Set problem:
Scan the data for "公共基础知识专项训练" and copy the lines it appears in.

Provided data:
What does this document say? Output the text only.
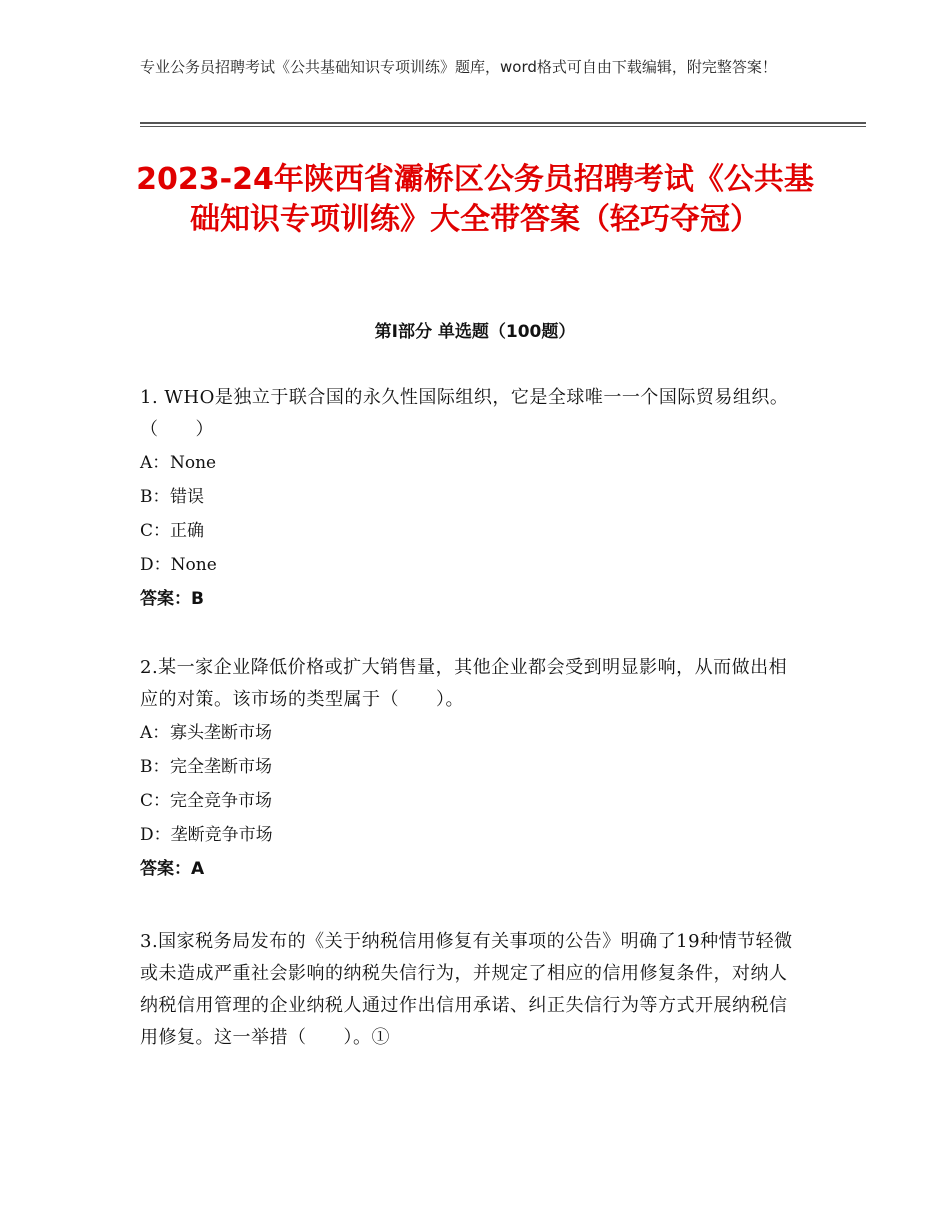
专业公务员招聘考试《公共基础知识专项训练》题库，word格式可自由下载编辑，附完整答案！
2023-24年陕西省灞桥区公务员招聘考试《公共基础知识专项训练》大全带答案（轻巧夺冠）
第Ⅰ部分 单选题（100题）

1. WHO是独立于联合国的永久性国际组织，它是全球唯一一个国际贸易组织。（　　）

A：None

B：错误

C：正确

D：None

答案：B

2.某一家企业降低价格或扩大销售量，其他企业都会受到明显影响，从而做出相应的对策。该市场的类型属于（　　）。

A：寡头垄断市场

B：完全垄断市场

C：完全竞争市场

D：垄断竞争市场

答案：A

3.国家税务局发布的《关于纳税信用修复有关事项的公告》明确了19种情节轻微或未造成严重社会影响的纳税失信行为，并规定了相应的信用修复条件，对纳人纳税信用管理的企业纳税人通过作出信用承诺、纠正失信行为等方式开展纳税信用修复。这一举措（　　）。①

Solution to the problem:
专业公务员招聘考试《公共基础知识专项训练》题库，word格式可自由下载编辑，附完整答案！
2023-24年陕西省灞桥区公务员招聘考试《公共基础知识专项训练》大全带答案（轻巧夺冠）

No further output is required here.